What is being asked:
Show each line from the listing that includes the word "Inflow".
--- BEGIN Record extracts ---
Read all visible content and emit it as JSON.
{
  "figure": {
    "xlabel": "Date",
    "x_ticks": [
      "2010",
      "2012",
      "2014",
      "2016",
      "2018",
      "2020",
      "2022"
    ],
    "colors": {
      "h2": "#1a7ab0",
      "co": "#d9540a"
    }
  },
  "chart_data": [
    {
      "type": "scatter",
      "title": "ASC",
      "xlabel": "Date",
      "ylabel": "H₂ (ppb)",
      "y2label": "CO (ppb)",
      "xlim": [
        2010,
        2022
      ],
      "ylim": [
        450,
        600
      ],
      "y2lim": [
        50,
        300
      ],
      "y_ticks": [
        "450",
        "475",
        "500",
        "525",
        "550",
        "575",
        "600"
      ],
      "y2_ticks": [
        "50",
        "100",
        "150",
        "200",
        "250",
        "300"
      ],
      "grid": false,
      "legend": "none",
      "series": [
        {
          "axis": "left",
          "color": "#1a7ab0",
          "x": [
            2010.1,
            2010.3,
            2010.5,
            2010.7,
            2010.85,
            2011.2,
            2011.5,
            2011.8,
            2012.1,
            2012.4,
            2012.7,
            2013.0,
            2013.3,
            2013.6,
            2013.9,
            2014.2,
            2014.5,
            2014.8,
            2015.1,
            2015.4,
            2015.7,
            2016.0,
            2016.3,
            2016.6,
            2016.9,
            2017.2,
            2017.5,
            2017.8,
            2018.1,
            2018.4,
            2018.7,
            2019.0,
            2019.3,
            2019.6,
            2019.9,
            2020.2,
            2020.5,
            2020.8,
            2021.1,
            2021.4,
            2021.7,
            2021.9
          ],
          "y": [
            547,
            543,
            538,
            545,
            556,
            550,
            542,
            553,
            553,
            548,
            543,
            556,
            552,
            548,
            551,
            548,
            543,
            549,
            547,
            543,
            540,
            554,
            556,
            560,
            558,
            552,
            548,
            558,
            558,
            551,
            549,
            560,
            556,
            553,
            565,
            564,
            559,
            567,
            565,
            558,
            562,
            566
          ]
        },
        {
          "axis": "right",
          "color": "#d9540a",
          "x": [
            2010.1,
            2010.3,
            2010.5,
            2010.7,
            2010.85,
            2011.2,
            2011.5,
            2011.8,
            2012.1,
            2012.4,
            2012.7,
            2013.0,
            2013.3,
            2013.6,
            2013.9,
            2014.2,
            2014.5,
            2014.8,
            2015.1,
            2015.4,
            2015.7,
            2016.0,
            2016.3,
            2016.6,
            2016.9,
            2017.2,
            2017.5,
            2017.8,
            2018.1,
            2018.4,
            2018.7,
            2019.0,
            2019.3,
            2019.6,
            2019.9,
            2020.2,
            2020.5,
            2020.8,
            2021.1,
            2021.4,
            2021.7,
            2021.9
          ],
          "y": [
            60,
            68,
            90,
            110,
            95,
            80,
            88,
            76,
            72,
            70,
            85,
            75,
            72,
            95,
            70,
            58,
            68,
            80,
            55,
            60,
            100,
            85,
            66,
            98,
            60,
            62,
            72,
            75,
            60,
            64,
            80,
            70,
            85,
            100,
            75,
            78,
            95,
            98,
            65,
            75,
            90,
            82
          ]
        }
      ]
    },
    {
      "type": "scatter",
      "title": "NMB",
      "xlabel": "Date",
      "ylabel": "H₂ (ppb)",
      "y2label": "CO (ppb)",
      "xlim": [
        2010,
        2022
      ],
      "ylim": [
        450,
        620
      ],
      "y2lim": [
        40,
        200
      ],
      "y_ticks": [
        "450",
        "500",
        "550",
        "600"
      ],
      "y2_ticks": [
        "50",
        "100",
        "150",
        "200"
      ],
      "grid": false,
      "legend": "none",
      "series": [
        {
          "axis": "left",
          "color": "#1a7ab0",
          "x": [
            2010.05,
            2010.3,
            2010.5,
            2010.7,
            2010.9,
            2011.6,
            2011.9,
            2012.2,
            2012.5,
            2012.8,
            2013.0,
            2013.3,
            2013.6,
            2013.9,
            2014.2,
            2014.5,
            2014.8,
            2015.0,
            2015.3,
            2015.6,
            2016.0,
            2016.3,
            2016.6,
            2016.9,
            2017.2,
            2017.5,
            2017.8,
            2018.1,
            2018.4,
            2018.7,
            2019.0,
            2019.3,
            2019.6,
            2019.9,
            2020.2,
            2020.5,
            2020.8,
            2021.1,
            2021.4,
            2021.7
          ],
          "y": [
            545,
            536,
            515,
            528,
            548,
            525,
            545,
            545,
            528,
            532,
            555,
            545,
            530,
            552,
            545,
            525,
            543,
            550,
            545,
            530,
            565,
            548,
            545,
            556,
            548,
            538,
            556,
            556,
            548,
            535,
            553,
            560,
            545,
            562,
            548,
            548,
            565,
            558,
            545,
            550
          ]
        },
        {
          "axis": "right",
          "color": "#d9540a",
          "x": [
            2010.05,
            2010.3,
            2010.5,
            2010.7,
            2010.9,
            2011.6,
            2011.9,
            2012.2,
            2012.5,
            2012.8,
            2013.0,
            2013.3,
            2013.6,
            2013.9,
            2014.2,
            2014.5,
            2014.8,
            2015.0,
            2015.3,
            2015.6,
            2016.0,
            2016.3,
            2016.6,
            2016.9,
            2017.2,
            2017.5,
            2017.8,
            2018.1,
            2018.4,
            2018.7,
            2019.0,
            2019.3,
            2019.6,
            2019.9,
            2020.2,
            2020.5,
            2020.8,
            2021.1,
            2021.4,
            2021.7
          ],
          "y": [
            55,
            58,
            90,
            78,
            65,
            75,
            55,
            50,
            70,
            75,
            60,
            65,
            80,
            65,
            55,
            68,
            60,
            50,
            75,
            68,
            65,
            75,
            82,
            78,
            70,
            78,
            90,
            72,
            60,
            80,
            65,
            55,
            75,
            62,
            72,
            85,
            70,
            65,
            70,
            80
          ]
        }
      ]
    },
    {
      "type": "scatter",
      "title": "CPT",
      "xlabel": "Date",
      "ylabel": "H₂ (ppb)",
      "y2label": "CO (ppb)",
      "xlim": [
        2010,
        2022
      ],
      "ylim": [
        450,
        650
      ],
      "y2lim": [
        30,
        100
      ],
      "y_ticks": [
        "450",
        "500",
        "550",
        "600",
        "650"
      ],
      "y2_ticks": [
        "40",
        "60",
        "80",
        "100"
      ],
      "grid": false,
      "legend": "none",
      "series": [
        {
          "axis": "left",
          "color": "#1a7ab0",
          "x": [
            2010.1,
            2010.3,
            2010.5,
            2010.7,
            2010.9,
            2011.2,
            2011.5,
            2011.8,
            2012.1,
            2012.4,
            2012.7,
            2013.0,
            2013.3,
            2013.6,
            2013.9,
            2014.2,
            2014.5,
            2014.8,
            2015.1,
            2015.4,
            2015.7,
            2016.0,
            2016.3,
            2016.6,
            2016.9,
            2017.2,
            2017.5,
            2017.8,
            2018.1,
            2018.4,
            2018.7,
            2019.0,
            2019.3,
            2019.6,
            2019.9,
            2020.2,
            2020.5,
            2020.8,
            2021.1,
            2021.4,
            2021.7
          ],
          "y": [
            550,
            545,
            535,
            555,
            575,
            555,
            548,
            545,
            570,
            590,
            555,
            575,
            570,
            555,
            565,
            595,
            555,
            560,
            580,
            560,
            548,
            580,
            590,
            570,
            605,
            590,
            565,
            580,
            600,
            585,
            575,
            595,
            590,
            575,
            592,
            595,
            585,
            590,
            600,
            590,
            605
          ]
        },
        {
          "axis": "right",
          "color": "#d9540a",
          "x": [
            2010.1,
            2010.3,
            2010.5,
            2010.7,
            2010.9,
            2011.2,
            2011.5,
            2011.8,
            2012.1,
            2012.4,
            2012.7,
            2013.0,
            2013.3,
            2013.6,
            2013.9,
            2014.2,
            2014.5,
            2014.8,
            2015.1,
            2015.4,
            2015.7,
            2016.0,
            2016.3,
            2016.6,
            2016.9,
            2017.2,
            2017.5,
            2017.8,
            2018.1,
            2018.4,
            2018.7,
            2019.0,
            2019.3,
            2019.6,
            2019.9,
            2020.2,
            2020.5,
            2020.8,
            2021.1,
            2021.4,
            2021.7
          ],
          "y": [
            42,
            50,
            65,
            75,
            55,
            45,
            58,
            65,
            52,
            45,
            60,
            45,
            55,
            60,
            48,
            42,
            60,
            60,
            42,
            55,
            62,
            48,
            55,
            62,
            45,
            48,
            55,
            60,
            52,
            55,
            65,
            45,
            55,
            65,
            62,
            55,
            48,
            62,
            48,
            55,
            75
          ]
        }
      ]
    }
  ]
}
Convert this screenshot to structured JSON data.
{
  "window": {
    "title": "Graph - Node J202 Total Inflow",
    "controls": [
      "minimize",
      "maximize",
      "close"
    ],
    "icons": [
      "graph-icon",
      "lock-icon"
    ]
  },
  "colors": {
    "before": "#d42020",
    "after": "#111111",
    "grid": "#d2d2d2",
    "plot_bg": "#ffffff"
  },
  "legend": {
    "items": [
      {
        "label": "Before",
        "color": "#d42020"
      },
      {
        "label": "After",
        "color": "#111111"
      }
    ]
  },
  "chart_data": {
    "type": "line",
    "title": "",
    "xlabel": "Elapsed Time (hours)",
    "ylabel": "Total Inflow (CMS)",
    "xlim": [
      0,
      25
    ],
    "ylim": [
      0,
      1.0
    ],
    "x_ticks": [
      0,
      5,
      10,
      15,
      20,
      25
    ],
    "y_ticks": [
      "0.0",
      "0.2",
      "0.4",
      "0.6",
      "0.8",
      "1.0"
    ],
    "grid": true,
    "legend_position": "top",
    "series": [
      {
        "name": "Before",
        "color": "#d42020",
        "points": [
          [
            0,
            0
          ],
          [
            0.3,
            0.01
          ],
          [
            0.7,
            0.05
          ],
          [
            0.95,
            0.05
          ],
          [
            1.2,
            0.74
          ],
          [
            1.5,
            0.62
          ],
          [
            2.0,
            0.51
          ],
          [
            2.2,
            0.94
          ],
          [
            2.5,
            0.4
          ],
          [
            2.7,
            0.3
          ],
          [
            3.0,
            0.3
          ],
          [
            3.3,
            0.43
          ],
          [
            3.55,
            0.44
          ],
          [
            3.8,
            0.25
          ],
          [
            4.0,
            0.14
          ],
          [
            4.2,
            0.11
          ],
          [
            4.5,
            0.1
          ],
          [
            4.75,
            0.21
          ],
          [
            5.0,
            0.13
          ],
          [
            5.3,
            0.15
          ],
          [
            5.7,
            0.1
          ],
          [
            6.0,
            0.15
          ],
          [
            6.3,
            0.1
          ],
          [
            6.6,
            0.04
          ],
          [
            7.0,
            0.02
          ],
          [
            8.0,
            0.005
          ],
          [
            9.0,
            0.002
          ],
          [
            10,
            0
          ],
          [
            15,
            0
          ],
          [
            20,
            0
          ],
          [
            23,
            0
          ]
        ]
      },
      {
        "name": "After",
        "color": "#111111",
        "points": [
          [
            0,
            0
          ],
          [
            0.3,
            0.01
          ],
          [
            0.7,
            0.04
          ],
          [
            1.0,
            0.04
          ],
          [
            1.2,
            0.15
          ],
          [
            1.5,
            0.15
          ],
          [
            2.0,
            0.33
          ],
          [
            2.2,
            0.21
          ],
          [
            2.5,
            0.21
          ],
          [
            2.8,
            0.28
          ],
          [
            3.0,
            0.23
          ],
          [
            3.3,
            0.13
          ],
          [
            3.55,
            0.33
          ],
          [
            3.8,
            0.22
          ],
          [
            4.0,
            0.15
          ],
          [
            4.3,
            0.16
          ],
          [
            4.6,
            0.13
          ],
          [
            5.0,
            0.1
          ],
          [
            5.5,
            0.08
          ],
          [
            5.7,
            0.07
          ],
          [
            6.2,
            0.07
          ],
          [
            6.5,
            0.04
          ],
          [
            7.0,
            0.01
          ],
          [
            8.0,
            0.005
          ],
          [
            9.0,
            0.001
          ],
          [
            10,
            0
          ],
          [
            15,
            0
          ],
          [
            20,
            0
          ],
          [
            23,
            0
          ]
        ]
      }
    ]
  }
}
--- END Record extracts ---
Solution below:
    "title": "Graph - Node J202 Total Inflow",
    "ylabel": "Total Inflow (CMS)",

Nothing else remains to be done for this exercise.